→ Problem requirements
Print the data exactly, leaving nothing out.

→ Data shown

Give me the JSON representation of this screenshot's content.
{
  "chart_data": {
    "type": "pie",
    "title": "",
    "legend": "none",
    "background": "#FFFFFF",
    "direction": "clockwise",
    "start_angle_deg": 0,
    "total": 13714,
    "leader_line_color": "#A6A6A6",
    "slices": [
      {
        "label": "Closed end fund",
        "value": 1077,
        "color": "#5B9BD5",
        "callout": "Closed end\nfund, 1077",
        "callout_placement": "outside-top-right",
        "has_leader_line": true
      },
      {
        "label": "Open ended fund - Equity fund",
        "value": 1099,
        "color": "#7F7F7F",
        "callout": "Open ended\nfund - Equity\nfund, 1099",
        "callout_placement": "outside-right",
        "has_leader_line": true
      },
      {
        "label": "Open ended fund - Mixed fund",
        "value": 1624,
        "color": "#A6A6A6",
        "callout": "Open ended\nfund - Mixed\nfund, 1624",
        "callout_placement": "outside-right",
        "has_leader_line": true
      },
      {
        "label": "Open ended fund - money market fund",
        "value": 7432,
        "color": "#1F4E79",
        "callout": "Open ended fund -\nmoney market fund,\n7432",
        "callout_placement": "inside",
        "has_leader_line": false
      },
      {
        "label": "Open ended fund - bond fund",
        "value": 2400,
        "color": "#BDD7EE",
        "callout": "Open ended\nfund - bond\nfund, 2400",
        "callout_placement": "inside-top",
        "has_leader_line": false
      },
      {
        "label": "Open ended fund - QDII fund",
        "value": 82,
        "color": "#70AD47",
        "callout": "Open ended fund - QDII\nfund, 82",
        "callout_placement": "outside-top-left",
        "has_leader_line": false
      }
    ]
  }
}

→ The reply
Give me the JSON representation of this screenshot's content.
{
  "chart_data": {
    "type": "pie",
    "title": "",
    "legend": "none",
    "background": "#FFFFFF",
    "direction": "clockwise",
    "start_angle_deg": 0,
    "total": 13714,
    "leader_line_color": "#A6A6A6",
    "slices": [
      {
        "label": "Closed end fund",
        "value": 1077,
        "color": "#5B9BD5",
        "callout": "Closed end\nfund, 1077",
        "callout_placement": "outside-top-right",
        "has_leader_line": true
      },
      {
        "label": "Open ended fund - Equity fund",
        "value": 1099,
        "color": "#7F7F7F",
        "callout": "Open ended\nfund - Equity\nfund, 1099",
        "callout_placement": "outside-right",
        "has_leader_line": true
      },
      {
        "label": "Open ended fund - Mixed fund",
        "value": 1624,
        "color": "#A6A6A6",
        "callout": "Open ended\nfund - Mixed\nfund, 1624",
        "callout_placement": "outside-right",
        "has_leader_line": true
      },
      {
        "label": "Open ended fund - money market fund",
        "value": 7432,
        "color": "#1F4E79",
        "callout": "Open ended fund -\nmoney market fund,\n7432",
        "callout_placement": "inside",
        "has_leader_line": false
      },
      {
        "label": "Open ended fund - bond fund",
        "value": 2400,
        "color": "#BDD7EE",
        "callout": "Open ended\nfund - bond\nfund, 2400",
        "callout_placement": "inside-top",
        "has_leader_line": false
      },
      {
        "label": "Open ended fund - QDII fund",
        "value": 82,
        "color": "#70AD47",
        "callout": "Open ended fund - QDII\nfund, 82",
        "callout_placement": "outside-top-left",
        "has_leader_line": false
      }
    ]
  }
}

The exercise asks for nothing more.